**INSTRUCTION:**
Write each record again exactly as it stands.
[START DATA EXCERPTS]
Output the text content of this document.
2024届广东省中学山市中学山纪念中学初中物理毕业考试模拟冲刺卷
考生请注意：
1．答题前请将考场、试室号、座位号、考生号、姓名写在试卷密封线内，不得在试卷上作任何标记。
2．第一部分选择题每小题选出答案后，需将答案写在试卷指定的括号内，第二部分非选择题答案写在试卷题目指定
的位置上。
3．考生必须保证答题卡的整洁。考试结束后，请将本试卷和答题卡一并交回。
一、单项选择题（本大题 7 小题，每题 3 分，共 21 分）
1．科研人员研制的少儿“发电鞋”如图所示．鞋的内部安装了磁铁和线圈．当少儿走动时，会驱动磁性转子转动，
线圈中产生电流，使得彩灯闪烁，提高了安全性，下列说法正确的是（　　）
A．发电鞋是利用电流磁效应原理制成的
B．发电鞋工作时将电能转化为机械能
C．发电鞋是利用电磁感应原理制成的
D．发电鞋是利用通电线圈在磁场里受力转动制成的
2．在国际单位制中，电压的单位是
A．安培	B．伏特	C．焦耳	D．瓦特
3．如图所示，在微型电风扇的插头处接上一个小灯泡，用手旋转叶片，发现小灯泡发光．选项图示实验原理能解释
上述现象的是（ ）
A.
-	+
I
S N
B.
[END DATA EXCERPTS]
**FULL SOLUTION:**
Output the text content of this document.
2024届广东省中学山市中学山纪念中学初中物理毕业考试模拟冲刺卷
考生请注意：
1．答题前请将考场、试室号、座位号、考生号、姓名写在试卷密封线内，不得在试卷上作任何标记。
2．第一部分选择题每小题选出答案后，需将答案写在试卷指定的括号内，第二部分非选择题答案写在试卷题目指定
的位置上。
3．考生必须保证答题卡的整洁。考试结束后，请将本试卷和答题卡一并交回。
一、单项选择题（本大题 7 小题，每题 3 分，共 21 分）
1．科研人员研制的少儿“发电鞋”如图所示．鞋的内部安装了磁铁和线圈．当少儿走动时，会驱动磁性转子转动，
线圈中产生电流，使得彩灯闪烁，提高了安全性，下列说法正确的是（　　）
A．发电鞋是利用电流磁效应原理制成的
B．发电鞋工作时将电能转化为机械能
C．发电鞋是利用电磁感应原理制成的
D．发电鞋是利用通电线圈在磁场里受力转动制成的
2．在国际单位制中，电压的单位是
A．安培	B．伏特	C．焦耳	D．瓦特
3．如图所示，在微型电风扇的插头处接上一个小灯泡，用手旋转叶片，发现小灯泡发光．选项图示实验原理能解释
上述现象的是（ ）
A.
-	+
I
S N
B.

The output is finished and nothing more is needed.